Requirement: Lift out each line of the data that holds "Young".

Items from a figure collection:
- - - - - - -
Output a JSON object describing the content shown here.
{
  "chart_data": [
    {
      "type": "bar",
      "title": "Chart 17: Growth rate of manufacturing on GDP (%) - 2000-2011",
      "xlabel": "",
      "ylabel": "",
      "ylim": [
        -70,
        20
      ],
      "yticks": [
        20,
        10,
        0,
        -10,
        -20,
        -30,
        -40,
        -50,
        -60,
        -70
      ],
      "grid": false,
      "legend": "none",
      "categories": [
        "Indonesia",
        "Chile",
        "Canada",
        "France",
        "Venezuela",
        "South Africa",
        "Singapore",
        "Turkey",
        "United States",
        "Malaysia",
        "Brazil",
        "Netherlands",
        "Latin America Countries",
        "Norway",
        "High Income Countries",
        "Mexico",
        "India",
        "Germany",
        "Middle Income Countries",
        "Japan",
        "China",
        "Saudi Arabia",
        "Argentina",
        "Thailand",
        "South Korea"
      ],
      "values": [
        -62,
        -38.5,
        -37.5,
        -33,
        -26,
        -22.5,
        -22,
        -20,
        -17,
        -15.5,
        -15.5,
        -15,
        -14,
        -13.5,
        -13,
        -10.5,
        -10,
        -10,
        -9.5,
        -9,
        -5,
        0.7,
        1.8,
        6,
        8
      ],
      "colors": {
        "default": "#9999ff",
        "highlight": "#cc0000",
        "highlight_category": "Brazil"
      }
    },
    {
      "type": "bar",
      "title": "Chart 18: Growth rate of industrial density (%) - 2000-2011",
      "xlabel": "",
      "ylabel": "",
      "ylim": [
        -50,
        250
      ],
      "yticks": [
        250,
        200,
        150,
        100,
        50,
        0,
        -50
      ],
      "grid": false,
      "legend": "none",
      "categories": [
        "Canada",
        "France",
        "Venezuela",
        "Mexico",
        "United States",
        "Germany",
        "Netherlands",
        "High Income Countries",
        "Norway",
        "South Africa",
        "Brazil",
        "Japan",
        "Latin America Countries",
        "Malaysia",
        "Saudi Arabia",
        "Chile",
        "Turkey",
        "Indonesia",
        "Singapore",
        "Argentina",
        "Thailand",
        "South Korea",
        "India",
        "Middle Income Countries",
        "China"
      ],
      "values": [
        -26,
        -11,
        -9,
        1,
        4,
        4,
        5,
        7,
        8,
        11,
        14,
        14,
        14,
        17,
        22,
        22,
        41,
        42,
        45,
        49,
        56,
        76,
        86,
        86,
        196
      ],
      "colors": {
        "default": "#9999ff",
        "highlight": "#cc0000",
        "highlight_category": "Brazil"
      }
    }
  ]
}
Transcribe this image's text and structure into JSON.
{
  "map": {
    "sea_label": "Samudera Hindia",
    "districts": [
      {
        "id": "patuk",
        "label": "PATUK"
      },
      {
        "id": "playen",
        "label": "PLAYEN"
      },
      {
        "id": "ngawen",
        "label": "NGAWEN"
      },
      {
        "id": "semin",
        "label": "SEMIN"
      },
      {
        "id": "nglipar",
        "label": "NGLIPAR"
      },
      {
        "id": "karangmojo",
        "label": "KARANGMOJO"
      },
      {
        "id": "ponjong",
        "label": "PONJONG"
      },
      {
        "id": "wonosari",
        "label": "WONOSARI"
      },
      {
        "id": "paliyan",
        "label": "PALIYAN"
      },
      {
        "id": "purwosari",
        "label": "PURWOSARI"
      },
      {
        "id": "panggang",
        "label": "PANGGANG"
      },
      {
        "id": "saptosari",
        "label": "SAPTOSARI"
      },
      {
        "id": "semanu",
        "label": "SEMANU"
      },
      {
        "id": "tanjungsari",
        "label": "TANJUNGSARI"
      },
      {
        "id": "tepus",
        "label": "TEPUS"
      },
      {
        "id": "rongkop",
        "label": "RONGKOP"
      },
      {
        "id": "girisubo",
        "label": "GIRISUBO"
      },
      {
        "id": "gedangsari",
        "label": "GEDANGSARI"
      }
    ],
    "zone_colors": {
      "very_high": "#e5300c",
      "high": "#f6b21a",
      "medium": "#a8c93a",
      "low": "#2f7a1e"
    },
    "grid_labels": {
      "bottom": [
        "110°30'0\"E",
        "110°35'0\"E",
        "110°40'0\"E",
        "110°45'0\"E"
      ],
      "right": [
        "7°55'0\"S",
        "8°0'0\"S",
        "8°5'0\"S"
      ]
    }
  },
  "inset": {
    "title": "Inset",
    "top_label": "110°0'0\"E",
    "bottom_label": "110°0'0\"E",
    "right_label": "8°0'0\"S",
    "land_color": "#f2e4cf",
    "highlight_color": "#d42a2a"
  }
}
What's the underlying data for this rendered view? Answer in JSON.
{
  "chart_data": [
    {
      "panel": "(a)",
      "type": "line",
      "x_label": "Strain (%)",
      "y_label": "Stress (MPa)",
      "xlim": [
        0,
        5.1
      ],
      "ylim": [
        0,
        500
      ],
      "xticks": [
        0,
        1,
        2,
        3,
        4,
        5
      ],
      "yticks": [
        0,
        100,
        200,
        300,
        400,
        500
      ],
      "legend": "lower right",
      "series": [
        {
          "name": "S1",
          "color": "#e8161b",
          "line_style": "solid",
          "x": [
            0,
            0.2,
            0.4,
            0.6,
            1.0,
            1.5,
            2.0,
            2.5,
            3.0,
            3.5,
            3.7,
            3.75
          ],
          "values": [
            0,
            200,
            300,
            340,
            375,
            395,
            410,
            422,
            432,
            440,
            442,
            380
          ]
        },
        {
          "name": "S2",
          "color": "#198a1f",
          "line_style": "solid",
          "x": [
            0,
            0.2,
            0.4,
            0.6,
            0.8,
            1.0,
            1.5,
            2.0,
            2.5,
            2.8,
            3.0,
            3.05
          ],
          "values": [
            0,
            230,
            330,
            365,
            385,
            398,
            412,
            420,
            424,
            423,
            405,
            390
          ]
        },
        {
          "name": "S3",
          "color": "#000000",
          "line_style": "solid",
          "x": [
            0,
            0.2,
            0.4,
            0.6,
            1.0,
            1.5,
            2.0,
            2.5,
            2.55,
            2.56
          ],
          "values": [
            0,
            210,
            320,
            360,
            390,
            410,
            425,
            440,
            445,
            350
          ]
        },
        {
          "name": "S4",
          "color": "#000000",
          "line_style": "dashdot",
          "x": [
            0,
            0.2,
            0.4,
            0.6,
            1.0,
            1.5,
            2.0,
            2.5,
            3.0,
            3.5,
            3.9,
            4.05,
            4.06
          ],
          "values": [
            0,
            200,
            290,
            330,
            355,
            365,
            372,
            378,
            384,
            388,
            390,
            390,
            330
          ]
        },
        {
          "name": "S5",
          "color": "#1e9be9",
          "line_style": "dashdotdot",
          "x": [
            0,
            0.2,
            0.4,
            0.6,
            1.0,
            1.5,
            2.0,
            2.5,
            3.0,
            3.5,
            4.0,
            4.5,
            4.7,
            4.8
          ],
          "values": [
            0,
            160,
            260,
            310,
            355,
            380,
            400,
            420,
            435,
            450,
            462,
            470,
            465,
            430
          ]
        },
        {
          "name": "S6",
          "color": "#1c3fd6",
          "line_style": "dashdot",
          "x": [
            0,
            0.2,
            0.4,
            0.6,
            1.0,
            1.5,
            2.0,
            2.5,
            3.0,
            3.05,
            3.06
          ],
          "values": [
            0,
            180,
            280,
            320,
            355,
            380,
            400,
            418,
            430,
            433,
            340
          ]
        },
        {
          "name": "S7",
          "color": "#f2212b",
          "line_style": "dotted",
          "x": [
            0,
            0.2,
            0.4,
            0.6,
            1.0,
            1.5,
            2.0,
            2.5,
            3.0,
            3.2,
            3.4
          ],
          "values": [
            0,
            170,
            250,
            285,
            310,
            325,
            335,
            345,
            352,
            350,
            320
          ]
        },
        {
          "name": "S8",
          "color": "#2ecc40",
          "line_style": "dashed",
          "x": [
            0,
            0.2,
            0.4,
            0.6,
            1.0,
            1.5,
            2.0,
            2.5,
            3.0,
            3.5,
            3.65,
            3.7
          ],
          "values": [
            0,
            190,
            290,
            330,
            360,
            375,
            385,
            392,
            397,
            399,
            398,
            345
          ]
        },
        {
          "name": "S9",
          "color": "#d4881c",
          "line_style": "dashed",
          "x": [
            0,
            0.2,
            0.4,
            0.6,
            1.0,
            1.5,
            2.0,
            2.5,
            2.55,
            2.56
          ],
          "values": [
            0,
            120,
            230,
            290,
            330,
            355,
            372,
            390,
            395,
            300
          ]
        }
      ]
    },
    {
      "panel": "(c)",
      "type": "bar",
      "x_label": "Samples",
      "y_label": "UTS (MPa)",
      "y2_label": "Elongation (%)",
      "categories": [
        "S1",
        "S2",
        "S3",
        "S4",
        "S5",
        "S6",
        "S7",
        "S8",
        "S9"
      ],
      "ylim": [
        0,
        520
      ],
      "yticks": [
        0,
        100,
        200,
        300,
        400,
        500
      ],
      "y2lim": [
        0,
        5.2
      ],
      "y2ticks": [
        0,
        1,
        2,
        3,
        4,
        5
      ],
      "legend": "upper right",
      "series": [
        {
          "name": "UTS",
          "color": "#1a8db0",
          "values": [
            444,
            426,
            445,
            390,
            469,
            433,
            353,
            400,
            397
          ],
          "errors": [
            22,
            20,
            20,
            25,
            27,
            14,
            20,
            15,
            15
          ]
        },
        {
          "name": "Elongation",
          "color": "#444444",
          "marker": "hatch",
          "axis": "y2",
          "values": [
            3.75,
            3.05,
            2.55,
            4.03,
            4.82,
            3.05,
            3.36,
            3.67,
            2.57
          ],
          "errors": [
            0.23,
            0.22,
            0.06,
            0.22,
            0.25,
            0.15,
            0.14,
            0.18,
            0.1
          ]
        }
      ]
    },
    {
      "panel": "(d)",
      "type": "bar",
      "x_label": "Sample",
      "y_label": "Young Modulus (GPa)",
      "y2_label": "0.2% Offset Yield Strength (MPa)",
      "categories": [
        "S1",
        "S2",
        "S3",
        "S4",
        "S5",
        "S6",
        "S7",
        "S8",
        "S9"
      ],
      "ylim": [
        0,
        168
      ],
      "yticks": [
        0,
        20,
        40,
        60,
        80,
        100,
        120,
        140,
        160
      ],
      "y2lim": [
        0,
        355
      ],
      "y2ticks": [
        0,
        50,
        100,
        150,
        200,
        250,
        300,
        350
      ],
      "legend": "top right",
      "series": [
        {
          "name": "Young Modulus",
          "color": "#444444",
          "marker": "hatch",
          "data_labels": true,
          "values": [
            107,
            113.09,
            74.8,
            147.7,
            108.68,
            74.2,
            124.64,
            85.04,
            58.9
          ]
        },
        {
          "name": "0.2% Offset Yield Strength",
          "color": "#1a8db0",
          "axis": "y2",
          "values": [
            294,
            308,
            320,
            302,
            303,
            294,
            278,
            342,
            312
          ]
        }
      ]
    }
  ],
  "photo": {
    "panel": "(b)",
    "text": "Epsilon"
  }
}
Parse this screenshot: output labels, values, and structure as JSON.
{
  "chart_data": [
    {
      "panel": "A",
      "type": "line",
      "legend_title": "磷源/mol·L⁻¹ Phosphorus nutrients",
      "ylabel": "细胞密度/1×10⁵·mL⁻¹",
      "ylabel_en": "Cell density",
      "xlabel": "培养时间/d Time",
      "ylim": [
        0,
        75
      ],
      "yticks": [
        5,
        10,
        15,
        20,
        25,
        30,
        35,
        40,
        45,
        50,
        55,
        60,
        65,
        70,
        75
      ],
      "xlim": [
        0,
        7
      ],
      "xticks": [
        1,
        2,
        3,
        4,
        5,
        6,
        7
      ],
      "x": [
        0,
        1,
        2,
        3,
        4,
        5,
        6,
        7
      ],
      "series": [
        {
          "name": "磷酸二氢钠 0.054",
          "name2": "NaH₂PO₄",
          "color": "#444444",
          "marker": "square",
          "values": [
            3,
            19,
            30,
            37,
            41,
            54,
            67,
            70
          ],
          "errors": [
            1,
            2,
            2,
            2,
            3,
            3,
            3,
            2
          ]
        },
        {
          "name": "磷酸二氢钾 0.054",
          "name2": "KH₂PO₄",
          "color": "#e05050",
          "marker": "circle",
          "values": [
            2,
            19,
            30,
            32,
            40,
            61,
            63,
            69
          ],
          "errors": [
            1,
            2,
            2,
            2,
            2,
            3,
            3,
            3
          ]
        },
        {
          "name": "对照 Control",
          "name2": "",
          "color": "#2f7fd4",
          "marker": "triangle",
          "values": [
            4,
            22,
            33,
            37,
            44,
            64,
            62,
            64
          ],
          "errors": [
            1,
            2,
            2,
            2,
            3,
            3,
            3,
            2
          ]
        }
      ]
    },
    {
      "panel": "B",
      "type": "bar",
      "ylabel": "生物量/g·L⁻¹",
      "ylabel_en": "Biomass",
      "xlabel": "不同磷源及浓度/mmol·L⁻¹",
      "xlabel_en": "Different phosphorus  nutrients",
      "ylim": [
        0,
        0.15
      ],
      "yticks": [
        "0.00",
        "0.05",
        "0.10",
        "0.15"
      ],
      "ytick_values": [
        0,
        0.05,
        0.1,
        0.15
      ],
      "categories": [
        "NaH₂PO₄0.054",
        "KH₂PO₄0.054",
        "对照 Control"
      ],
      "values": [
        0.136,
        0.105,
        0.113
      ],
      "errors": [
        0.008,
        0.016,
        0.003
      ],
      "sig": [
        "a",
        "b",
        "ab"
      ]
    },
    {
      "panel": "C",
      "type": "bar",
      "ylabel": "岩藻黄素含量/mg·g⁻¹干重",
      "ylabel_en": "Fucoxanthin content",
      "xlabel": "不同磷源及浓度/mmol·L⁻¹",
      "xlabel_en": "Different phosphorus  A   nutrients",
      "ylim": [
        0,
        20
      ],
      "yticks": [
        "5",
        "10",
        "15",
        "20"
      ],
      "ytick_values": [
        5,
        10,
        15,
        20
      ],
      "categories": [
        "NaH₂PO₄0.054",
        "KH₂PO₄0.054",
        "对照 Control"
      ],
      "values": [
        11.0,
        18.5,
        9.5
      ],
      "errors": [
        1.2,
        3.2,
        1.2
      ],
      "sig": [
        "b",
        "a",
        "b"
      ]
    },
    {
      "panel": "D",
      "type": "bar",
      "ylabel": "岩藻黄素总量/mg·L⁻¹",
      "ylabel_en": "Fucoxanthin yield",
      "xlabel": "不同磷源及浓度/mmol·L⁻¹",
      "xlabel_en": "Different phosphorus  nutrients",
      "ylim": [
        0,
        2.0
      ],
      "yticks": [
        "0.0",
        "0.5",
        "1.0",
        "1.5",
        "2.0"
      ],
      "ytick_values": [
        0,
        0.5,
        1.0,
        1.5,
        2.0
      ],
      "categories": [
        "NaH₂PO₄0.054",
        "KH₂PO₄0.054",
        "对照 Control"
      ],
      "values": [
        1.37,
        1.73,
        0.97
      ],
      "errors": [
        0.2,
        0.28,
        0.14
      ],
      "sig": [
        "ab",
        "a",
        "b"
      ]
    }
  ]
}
- - - - - - -
The answer:
      "y_label": "Young Modulus (GPa)",
          "name": "Young Modulus",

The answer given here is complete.